## Work to complete:
Output the full material exactly as it appears here.

## Information given:
________________________
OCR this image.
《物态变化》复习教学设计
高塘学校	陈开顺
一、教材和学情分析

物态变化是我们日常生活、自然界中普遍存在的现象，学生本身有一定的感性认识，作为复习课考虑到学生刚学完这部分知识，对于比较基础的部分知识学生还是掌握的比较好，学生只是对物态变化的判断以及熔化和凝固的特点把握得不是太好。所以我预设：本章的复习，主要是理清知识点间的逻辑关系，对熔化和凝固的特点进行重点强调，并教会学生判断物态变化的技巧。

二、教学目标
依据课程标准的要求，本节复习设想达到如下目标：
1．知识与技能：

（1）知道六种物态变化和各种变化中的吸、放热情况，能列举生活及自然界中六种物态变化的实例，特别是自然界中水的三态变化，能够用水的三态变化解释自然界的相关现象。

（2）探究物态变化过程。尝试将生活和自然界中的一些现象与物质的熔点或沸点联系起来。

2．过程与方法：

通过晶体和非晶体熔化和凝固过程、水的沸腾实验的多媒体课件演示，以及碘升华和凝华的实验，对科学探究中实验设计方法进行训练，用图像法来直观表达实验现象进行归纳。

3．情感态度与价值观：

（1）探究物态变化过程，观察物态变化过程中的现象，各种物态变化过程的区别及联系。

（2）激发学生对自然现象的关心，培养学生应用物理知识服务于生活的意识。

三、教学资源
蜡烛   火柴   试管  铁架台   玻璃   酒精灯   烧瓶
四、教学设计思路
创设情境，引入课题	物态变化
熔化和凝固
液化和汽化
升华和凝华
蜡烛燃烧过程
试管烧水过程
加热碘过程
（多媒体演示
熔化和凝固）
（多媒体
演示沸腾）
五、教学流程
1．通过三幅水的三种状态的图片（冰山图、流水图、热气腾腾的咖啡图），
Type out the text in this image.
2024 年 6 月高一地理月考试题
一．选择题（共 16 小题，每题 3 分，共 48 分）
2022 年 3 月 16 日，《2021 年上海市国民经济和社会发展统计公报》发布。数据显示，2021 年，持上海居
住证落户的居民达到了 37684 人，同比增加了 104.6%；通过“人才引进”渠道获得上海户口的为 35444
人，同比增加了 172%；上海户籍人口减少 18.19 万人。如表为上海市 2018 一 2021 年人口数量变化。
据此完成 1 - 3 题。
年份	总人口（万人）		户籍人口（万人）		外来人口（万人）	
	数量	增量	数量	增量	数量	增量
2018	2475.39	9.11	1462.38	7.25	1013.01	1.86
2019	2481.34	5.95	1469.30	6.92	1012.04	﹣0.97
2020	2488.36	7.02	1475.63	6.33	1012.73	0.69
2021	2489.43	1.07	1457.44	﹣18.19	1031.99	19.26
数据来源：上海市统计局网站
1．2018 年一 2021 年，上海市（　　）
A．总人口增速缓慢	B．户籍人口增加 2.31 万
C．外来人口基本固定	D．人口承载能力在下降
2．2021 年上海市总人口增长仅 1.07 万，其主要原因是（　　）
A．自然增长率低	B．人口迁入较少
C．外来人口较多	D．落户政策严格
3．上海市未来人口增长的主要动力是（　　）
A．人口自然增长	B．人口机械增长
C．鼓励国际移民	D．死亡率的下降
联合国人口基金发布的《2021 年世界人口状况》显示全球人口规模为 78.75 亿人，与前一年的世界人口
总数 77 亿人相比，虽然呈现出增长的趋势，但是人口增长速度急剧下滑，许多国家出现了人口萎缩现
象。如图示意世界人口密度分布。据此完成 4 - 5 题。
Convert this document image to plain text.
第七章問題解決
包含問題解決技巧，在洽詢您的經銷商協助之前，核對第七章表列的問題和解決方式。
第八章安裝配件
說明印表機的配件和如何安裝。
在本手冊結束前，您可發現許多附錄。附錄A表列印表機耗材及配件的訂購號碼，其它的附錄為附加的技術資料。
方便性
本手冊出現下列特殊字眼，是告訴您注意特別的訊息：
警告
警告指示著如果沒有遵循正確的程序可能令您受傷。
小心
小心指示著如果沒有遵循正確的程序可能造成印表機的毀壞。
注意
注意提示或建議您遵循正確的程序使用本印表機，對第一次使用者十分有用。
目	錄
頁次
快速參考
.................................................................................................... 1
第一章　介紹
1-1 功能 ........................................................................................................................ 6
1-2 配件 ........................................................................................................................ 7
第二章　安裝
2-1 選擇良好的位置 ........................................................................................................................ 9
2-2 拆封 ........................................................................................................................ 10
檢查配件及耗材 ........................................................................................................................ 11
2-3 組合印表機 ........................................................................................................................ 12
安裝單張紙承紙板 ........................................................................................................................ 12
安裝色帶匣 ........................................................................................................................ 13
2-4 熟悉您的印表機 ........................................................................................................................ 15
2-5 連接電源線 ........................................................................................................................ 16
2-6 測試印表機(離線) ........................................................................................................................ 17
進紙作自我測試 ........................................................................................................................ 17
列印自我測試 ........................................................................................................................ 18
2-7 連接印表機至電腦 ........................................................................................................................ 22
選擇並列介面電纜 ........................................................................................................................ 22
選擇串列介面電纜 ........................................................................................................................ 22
________________________
## Answer to the problem:
OCR this image.
《物态变化》复习教学设计
高塘学校	陈开顺
一、教材和学情分析

物态变化是我们日常生活、自然界中普遍存在的现象，学生本身有一定的感性认识，作为复习课考虑到学生刚学完这部分知识，对于比较基础的部分知识学生还是掌握的比较好，学生只是对物态变化的判断以及熔化和凝固的特点把握得不是太好。所以我预设：本章的复习，主要是理清知识点间的逻辑关系，对熔化和凝固的特点进行重点强调，并教会学生判断物态变化的技巧。

二、教学目标
依据课程标准的要求，本节复习设想达到如下目标：
1．知识与技能：

（1）知道六种物态变化和各种变化中的吸、放热情况，能列举生活及自然界中六种物态变化的实例，特别是自然界中水的三态变化，能够用水的三态变化解释自然界的相关现象。

（2）探究物态变化过程。尝试将生活和自然界中的一些现象与物质的熔点或沸点联系起来。

2．过程与方法：

通过晶体和非晶体熔化和凝固过程、水的沸腾实验的多媒体课件演示，以及碘升华和凝华的实验，对科学探究中实验设计方法进行训练，用图像法来直观表达实验现象进行归纳。

3．情感态度与价值观：

（1）探究物态变化过程，观察物态变化过程中的现象，各种物态变化过程的区别及联系。

（2）激发学生对自然现象的关心，培养学生应用物理知识服务于生活的意识。

三、教学资源
蜡烛   火柴   试管  铁架台   玻璃   酒精灯   烧瓶
四、教学设计思路
创设情境，引入课题	物态变化
熔化和凝固
液化和汽化
升华和凝华
蜡烛燃烧过程
试管烧水过程
加热碘过程
（多媒体演示
熔化和凝固）
（多媒体
演示沸腾）
五、教学流程
1．通过三幅水的三种状态的图片（冰山图、流水图、热气腾腾的咖啡图），
Type out the text in this image.
2024 年 6 月高一地理月考试题
一．选择题（共 16 小题，每题 3 分，共 48 分）
2022 年 3 月 16 日，《2021 年上海市国民经济和社会发展统计公报》发布。数据显示，2021 年，持上海居
住证落户的居民达到了 37684 人，同比增加了 104.6%；通过“人才引进”渠道获得上海户口的为 35444
人，同比增加了 172%；上海户籍人口减少 18.19 万人。如表为上海市 2018 一 2021 年人口数量变化。
据此完成 1 - 3 题。
年份	总人口（万人）		户籍人口（万人）		外来人口（万人）	
	数量	增量	数量	增量	数量	增量
2018	2475.39	9.11	1462.38	7.25	1013.01	1.86
2019	2481.34	5.95	1469.30	6.92	1012.04	﹣0.97
2020	2488.36	7.02	1475.63	6.33	1012.73	0.69
2021	2489.43	1.07	1457.44	﹣18.19	1031.99	19.26
数据来源：上海市统计局网站
1．2018 年一 2021 年，上海市（　　）
A．总人口增速缓慢	B．户籍人口增加 2.31 万
C．外来人口基本固定	D．人口承载能力在下降
2．2021 年上海市总人口增长仅 1.07 万，其主要原因是（　　）
A．自然增长率低	B．人口迁入较少
C．外来人口较多	D．落户政策严格
3．上海市未来人口增长的主要动力是（　　）
A．人口自然增长	B．人口机械增长
C．鼓励国际移民	D．死亡率的下降
联合国人口基金发布的《2021 年世界人口状况》显示全球人口规模为 78.75 亿人，与前一年的世界人口
总数 77 亿人相比，虽然呈现出增长的趋势，但是人口增长速度急剧下滑，许多国家出现了人口萎缩现
象。如图示意世界人口密度分布。据此完成 4 - 5 题。
Convert this document image to plain text.
第七章問題解決
包含問題解決技巧，在洽詢您的經銷商協助之前，核對第七章表列的問題和解決方式。
第八章安裝配件
說明印表機的配件和如何安裝。
在本手冊結束前，您可發現許多附錄。附錄A表列印表機耗材及配件的訂購號碼，其它的附錄為附加的技術資料。
方便性
本手冊出現下列特殊字眼，是告訴您注意特別的訊息：
警告
警告指示著如果沒有遵循正確的程序可能令您受傷。
小心
小心指示著如果沒有遵循正確的程序可能造成印表機的毀壞。
注意
注意提示或建議您遵循正確的程序使用本印表機，對第一次使用者十分有用。
目	錄
頁次
快速參考
.................................................................................................... 1
第一章　介紹
1-1 功能 ........................................................................................................................ 6
1-2 配件 ........................................................................................................................ 7
第二章　安裝
2-1 選擇良好的位置 ........................................................................................................................ 9
2-2 拆封 ........................................................................................................................ 10
檢查配件及耗材 ........................................................................................................................ 11
2-3 組合印表機 ........................................................................................................................ 12
安裝單張紙承紙板 ........................................................................................................................ 12
安裝色帶匣 ........................................................................................................................ 13
2-4 熟悉您的印表機 ........................................................................................................................ 15
2-5 連接電源線 ........................................................................................................................ 16
2-6 測試印表機(離線) ........................................................................................................................ 17
進紙作自我測試 ........................................................................................................................ 17
列印自我測試 ........................................................................................................................ 18
2-7 連接印表機至電腦 ........................................................................................................................ 22
選擇並列介面電纜 ........................................................................................................................ 22
選擇串列介面電纜 ........................................................................................................................ 22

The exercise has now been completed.